=== Task material ===

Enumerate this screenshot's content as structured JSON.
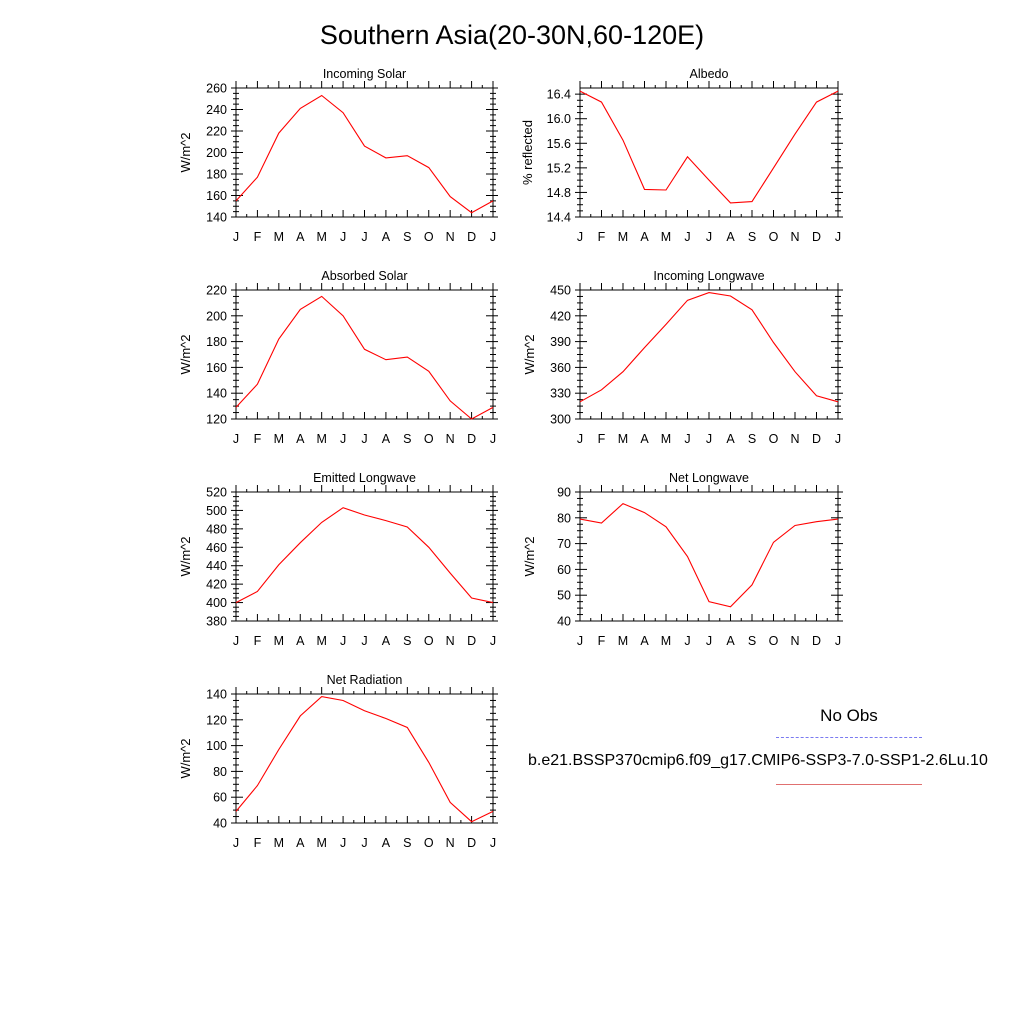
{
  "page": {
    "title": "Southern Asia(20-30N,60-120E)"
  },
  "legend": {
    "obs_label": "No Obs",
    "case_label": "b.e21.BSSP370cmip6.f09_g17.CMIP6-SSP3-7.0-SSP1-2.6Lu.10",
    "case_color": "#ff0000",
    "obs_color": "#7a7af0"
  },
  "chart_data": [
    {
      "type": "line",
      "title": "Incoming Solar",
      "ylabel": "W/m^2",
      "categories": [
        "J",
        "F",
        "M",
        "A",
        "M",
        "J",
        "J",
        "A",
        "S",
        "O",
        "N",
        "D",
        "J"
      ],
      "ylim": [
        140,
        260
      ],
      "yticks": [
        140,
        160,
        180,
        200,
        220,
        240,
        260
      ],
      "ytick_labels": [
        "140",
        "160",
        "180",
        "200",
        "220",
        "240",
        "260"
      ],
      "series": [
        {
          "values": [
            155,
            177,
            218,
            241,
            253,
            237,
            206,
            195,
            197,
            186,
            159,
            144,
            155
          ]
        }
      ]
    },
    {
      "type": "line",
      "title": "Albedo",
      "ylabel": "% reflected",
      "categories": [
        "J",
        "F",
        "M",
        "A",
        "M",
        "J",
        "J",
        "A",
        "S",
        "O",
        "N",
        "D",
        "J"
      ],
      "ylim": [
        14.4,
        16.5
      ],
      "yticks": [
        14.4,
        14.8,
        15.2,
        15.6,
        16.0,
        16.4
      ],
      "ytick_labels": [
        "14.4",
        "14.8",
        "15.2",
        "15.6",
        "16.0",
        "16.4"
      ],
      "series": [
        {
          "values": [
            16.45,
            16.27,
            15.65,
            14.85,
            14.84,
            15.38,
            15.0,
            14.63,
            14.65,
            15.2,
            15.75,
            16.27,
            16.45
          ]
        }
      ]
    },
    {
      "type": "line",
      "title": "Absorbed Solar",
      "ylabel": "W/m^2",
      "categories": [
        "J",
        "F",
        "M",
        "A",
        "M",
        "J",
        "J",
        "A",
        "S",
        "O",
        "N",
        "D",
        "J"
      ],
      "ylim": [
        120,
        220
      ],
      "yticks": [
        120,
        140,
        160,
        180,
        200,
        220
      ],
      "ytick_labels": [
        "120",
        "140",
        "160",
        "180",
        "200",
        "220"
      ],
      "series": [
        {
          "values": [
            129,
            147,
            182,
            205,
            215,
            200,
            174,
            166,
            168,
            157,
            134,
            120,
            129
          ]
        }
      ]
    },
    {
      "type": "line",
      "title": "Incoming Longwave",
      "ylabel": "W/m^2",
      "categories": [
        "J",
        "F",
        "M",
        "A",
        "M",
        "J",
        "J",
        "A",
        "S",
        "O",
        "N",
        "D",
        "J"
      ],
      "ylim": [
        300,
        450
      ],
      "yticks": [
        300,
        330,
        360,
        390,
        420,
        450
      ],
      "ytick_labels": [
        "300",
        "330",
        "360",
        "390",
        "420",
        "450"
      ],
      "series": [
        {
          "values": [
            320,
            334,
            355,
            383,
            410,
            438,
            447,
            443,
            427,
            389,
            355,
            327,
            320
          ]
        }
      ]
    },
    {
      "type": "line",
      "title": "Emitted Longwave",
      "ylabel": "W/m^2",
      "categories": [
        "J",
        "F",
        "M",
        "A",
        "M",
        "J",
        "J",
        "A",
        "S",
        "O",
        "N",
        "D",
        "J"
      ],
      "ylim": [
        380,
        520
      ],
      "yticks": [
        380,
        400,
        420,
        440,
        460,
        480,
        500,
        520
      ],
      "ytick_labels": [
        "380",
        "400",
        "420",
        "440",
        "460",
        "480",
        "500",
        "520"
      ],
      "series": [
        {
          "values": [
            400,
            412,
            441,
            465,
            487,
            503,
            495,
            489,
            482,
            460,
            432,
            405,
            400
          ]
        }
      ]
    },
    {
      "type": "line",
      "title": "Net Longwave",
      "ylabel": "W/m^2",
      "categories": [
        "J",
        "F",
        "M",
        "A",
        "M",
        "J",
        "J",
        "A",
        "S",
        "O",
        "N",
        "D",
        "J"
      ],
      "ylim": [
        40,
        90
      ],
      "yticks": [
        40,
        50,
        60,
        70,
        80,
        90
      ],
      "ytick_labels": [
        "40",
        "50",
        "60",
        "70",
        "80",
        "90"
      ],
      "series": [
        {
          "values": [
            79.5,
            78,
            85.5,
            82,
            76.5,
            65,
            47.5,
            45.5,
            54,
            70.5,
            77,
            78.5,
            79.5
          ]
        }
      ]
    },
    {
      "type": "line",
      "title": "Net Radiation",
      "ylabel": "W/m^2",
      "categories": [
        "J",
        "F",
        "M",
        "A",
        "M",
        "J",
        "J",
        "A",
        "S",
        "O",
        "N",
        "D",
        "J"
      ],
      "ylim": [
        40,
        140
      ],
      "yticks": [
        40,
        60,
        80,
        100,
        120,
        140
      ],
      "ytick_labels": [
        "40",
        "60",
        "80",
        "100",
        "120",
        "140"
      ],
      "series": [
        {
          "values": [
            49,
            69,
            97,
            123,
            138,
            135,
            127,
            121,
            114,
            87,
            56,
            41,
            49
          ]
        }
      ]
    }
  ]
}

===
=== Task material ===

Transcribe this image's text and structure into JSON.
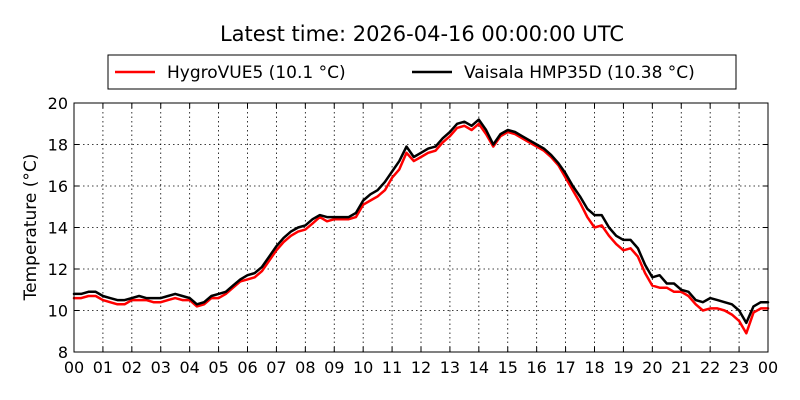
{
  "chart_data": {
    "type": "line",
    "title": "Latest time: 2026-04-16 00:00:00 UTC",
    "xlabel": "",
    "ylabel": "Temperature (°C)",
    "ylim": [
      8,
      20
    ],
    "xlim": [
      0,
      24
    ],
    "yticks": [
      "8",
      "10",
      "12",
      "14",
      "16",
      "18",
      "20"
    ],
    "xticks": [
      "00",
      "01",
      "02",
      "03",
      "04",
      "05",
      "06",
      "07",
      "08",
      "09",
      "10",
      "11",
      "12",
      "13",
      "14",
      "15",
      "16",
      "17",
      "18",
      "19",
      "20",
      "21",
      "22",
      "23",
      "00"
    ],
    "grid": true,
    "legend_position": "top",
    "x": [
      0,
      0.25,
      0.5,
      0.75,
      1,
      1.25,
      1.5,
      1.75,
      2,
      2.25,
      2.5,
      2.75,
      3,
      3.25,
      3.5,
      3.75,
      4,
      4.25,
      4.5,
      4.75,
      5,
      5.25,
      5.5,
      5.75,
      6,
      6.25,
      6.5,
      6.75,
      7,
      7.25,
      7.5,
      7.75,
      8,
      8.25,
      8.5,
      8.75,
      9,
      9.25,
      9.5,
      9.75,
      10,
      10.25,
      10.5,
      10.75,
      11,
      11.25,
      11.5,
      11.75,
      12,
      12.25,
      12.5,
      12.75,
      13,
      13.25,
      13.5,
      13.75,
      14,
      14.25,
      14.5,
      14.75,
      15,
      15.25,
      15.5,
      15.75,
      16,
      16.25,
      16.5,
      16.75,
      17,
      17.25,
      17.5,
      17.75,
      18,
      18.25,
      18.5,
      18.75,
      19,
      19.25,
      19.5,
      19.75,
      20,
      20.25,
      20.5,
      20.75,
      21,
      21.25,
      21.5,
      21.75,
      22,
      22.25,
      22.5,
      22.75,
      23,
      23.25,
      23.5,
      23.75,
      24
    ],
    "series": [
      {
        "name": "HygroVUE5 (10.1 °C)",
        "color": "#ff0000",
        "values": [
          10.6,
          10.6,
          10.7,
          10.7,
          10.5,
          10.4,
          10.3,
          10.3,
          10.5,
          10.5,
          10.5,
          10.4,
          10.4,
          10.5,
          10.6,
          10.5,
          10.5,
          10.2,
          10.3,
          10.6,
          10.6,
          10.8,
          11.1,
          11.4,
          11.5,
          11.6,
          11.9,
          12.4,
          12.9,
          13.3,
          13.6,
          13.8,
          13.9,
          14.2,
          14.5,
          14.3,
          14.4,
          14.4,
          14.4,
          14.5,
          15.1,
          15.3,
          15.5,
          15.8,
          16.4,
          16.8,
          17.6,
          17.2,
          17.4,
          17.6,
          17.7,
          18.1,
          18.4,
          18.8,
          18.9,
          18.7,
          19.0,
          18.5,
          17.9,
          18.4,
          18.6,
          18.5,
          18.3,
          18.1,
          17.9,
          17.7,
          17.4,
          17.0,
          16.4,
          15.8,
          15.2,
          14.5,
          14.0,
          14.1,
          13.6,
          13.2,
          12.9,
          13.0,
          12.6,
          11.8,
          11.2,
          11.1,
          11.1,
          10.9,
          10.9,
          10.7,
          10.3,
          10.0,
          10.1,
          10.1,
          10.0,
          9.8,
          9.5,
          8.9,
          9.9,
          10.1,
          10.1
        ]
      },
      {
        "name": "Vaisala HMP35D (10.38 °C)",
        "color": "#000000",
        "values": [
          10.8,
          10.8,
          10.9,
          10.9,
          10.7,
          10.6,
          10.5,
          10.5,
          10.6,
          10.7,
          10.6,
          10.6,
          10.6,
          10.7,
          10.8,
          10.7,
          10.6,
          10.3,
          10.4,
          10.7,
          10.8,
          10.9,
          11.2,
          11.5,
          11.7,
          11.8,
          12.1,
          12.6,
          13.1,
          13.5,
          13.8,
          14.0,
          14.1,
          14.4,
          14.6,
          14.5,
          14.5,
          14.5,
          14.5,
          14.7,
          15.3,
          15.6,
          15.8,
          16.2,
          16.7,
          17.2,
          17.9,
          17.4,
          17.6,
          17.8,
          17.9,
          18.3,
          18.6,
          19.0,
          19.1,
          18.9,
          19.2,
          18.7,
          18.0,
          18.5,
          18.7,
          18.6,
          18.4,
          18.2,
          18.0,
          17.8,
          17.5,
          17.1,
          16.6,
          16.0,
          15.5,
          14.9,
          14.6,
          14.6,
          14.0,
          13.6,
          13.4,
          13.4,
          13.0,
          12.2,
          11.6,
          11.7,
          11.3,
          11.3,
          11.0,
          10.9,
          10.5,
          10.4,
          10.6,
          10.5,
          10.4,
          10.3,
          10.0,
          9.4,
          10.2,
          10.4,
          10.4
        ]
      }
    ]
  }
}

===

State how many lines above include the word "this", and nothing more.

2